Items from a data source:
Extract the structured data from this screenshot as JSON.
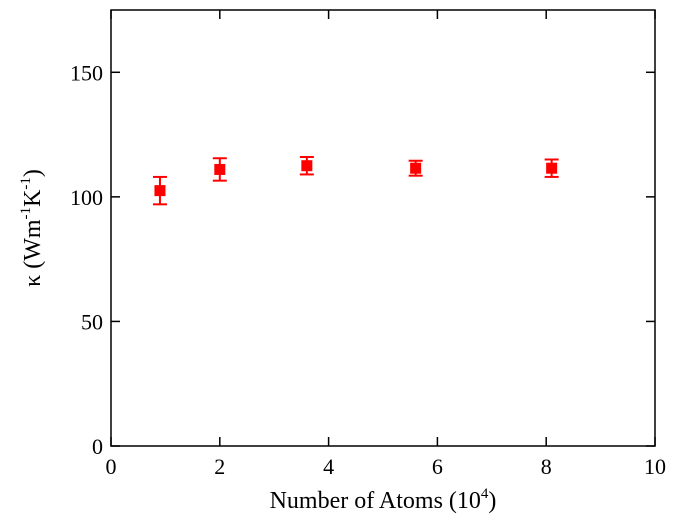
{
  "chart_data": {
    "type": "scatter",
    "xlabel": "Number of Atoms (10",
    "xlabel_sup": "4",
    "xlabel_end": ")",
    "ylabel": "κ (Wm",
    "ylabel_sup1": "-1",
    "ylabel_mid": "K",
    "ylabel_sup2": "-1",
    "ylabel_end": ")",
    "xlim": [
      0,
      10
    ],
    "ylim": [
      0,
      175
    ],
    "xticks": [
      0,
      2,
      4,
      6,
      8,
      10
    ],
    "xtick_labels": [
      "0",
      "2",
      "4",
      "6",
      "8",
      "10"
    ],
    "yticks": [
      0,
      50,
      100,
      150
    ],
    "ytick_labels": [
      "0",
      "50",
      "100",
      "150"
    ],
    "grid": false,
    "marker_color": "#ff0000",
    "series": [
      {
        "x": [
          0.9,
          2.0,
          3.6,
          5.6,
          8.1
        ],
        "y": [
          102.5,
          111.0,
          112.5,
          111.5,
          111.5
        ],
        "err": [
          5.5,
          4.5,
          3.5,
          3.0,
          3.5
        ]
      }
    ]
  }
}
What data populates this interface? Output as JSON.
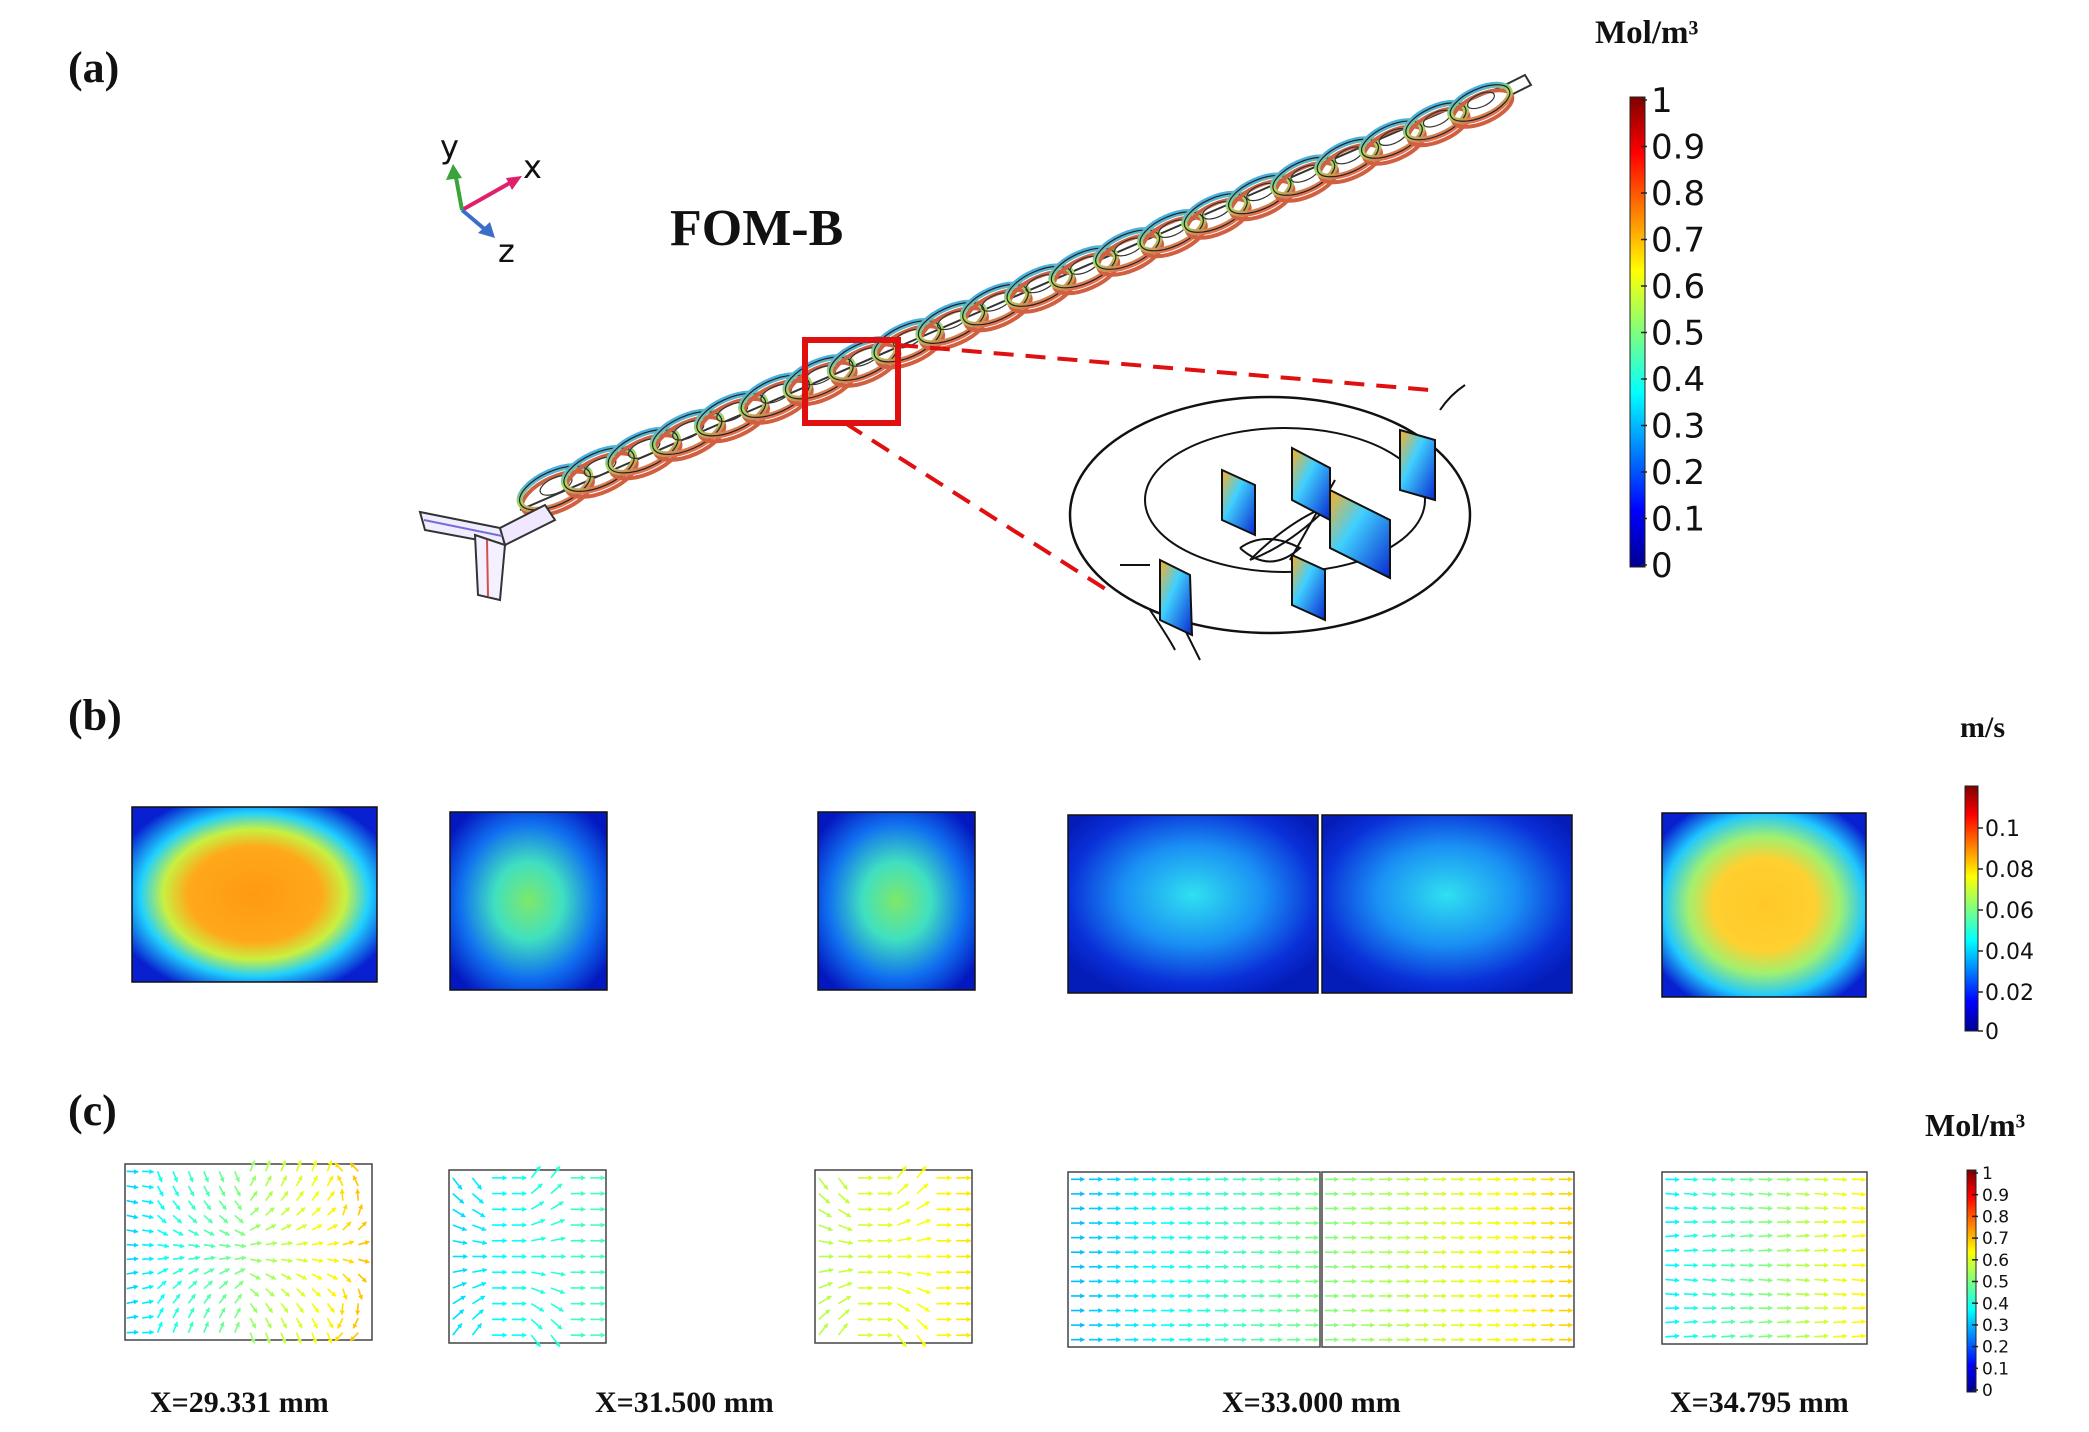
{
  "panels": {
    "a": {
      "label": "(a)",
      "title": "FOM-B",
      "axes": {
        "x": "x",
        "y": "y",
        "z": "z"
      }
    },
    "b": {
      "label": "(b)"
    },
    "c": {
      "label": "(c)"
    }
  },
  "colorbars": {
    "concentration_a": {
      "unit": "Mol/m³",
      "ticks": [
        "1",
        "0.9",
        "0.8",
        "0.7",
        "0.6",
        "0.5",
        "0.4",
        "0.3",
        "0.2",
        "0.1",
        "0"
      ]
    },
    "velocity_b": {
      "unit": "m/s",
      "ticks": [
        "0.1",
        "0.08",
        "0.06",
        "0.04",
        "0.02",
        "0"
      ]
    },
    "concentration_c": {
      "unit": "Mol/m³",
      "ticks": [
        "1",
        "0.9",
        "0.8",
        "0.7",
        "0.6",
        "0.5",
        "0.4",
        "0.3",
        "0.2",
        "0.1",
        "0"
      ]
    }
  },
  "sections": [
    {
      "caption": "X=29.331 mm"
    },
    {
      "caption": "X=31.500 mm"
    },
    {
      "caption": "X=33.000 mm"
    },
    {
      "caption": "X=34.795 mm"
    }
  ],
  "colors": {
    "highlight": "#e01010",
    "arrow_x": "#e0206a",
    "arrow_y": "#3aa33a",
    "arrow_z": "#3a6ec8"
  }
}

- [What you are asked to do]
For the listing above, identify each line bearing "JSON".

- [Solution to this task]
Extract the structured data from this screenshot as JSON.
What data populates this interface? Output as JSON.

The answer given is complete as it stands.